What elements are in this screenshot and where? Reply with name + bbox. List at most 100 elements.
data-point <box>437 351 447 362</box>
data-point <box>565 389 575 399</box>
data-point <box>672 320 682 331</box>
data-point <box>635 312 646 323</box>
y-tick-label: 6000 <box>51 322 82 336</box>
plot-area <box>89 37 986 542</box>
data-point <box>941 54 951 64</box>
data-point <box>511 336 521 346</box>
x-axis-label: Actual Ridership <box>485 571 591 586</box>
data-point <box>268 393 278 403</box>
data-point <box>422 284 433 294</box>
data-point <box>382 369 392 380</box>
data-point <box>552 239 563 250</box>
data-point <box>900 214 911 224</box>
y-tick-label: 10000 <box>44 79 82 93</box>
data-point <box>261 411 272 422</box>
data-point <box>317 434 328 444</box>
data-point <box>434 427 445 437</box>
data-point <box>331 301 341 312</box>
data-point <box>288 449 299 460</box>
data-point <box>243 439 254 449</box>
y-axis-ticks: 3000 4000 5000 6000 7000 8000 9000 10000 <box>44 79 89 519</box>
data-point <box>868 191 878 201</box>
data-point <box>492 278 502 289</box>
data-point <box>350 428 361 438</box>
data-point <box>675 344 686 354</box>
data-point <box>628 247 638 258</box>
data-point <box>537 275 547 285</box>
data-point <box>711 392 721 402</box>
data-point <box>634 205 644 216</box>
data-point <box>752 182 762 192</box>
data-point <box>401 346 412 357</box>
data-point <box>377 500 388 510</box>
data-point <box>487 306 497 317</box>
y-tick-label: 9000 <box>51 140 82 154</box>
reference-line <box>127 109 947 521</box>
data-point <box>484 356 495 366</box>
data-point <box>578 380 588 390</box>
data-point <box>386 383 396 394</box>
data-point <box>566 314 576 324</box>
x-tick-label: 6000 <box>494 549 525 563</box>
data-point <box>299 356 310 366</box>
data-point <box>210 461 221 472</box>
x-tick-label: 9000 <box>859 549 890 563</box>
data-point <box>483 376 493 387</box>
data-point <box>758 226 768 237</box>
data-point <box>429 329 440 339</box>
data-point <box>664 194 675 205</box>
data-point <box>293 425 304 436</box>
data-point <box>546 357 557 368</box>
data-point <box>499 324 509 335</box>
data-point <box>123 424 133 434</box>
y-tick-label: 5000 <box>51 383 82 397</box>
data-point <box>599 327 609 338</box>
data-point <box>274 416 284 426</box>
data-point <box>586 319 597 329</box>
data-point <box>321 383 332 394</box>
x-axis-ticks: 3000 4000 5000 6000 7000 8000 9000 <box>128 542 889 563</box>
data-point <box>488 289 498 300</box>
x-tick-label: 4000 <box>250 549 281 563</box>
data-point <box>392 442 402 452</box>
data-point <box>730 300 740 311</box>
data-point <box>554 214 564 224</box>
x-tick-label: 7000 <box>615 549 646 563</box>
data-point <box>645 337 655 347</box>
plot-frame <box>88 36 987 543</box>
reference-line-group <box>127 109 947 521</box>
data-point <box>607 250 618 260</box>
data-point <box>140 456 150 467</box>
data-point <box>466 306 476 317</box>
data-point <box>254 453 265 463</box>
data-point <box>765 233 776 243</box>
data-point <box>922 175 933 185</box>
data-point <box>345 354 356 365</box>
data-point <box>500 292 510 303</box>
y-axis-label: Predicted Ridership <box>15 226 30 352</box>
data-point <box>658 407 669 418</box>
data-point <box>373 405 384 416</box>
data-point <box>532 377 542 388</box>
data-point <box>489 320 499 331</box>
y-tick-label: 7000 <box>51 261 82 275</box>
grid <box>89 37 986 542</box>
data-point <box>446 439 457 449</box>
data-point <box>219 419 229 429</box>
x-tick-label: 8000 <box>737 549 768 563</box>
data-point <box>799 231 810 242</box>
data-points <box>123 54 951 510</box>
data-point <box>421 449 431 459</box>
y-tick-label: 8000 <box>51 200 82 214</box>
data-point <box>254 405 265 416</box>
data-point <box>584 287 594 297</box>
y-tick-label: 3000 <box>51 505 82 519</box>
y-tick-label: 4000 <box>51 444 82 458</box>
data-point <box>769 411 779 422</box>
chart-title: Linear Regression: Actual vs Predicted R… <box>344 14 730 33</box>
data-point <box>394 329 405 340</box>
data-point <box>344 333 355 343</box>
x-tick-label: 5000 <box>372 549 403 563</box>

WHAT YOU NEED TO DO: Please reproduce all of the lines above word for word, with no changes.

REPLY TO THE TASK:
What elements are in this screenshot and where? Reply with name + bbox. List at most 100 elements.
data-point <box>437 351 447 362</box>
data-point <box>565 389 575 399</box>
data-point <box>672 320 682 331</box>
data-point <box>635 312 646 323</box>
y-tick-label: 6000 <box>51 322 82 336</box>
plot-area <box>89 37 986 542</box>
data-point <box>941 54 951 64</box>
data-point <box>511 336 521 346</box>
x-axis-label: Actual Ridership <box>485 571 591 586</box>
data-point <box>268 393 278 403</box>
data-point <box>422 284 433 294</box>
data-point <box>382 369 392 380</box>
data-point <box>552 239 563 250</box>
data-point <box>900 214 911 224</box>
y-tick-label: 10000 <box>44 79 82 93</box>
data-point <box>261 411 272 422</box>
data-point <box>317 434 328 444</box>
data-point <box>434 427 445 437</box>
data-point <box>331 301 341 312</box>
data-point <box>288 449 299 460</box>
data-point <box>243 439 254 449</box>
y-axis-ticks: 3000 4000 5000 6000 7000 8000 9000 10000 <box>44 79 89 519</box>
data-point <box>868 191 878 201</box>
data-point <box>492 278 502 289</box>
data-point <box>350 428 361 438</box>
data-point <box>675 344 686 354</box>
data-point <box>628 247 638 258</box>
data-point <box>537 275 547 285</box>
data-point <box>711 392 721 402</box>
data-point <box>634 205 644 216</box>
data-point <box>752 182 762 192</box>
data-point <box>401 346 412 357</box>
data-point <box>377 500 388 510</box>
data-point <box>487 306 497 317</box>
y-tick-label: 9000 <box>51 140 82 154</box>
reference-line <box>127 109 947 521</box>
data-point <box>484 356 495 366</box>
data-point <box>578 380 588 390</box>
data-point <box>386 383 396 394</box>
data-point <box>566 314 576 324</box>
x-tick-label: 6000 <box>494 549 525 563</box>
data-point <box>299 356 310 366</box>
data-point <box>210 461 221 472</box>
x-tick-label: 9000 <box>859 549 890 563</box>
data-point <box>483 376 493 387</box>
data-point <box>758 226 768 237</box>
data-point <box>429 329 440 339</box>
data-point <box>664 194 675 205</box>
data-point <box>293 425 304 436</box>
data-point <box>546 357 557 368</box>
data-point <box>499 324 509 335</box>
data-point <box>123 424 133 434</box>
y-tick-label: 5000 <box>51 383 82 397</box>
data-point <box>599 327 609 338</box>
data-point <box>274 416 284 426</box>
data-point <box>586 319 597 329</box>
data-point <box>321 383 332 394</box>
x-axis-ticks: 3000 4000 5000 6000 7000 8000 9000 <box>128 542 889 563</box>
data-point <box>488 289 498 300</box>
x-tick-label: 4000 <box>250 549 281 563</box>
data-point <box>392 442 402 452</box>
data-point <box>730 300 740 311</box>
data-point <box>554 214 564 224</box>
x-tick-label: 7000 <box>615 549 646 563</box>
data-point <box>645 337 655 347</box>
plot-frame <box>88 36 987 543</box>
reference-line-group <box>127 109 947 521</box>
data-point <box>607 250 618 260</box>
data-point <box>140 456 150 467</box>
data-point <box>466 306 476 317</box>
data-point <box>254 453 265 463</box>
data-point <box>765 233 776 243</box>
data-point <box>922 175 933 185</box>
data-point <box>345 354 356 365</box>
data-point <box>500 292 510 303</box>
y-axis-label: Predicted Ridership <box>15 226 30 352</box>
data-point <box>658 407 669 418</box>
data-point <box>373 405 384 416</box>
data-point <box>532 377 542 388</box>
data-point <box>489 320 499 331</box>
y-tick-label: 7000 <box>51 261 82 275</box>
grid <box>89 37 986 542</box>
data-point <box>446 439 457 449</box>
data-point <box>219 419 229 429</box>
x-tick-label: 8000 <box>737 549 768 563</box>
data-point <box>799 231 810 242</box>
data-points <box>123 54 951 510</box>
data-point <box>421 449 431 459</box>
y-tick-label: 8000 <box>51 200 82 214</box>
data-point <box>254 405 265 416</box>
data-point <box>584 287 594 297</box>
y-tick-label: 3000 <box>51 505 82 519</box>
y-tick-label: 4000 <box>51 444 82 458</box>
data-point <box>769 411 779 422</box>
chart-title: Linear Regression: Actual vs Predicted R… <box>344 14 730 33</box>
data-point <box>394 329 405 340</box>
data-point <box>344 333 355 343</box>
x-tick-label: 5000 <box>372 549 403 563</box>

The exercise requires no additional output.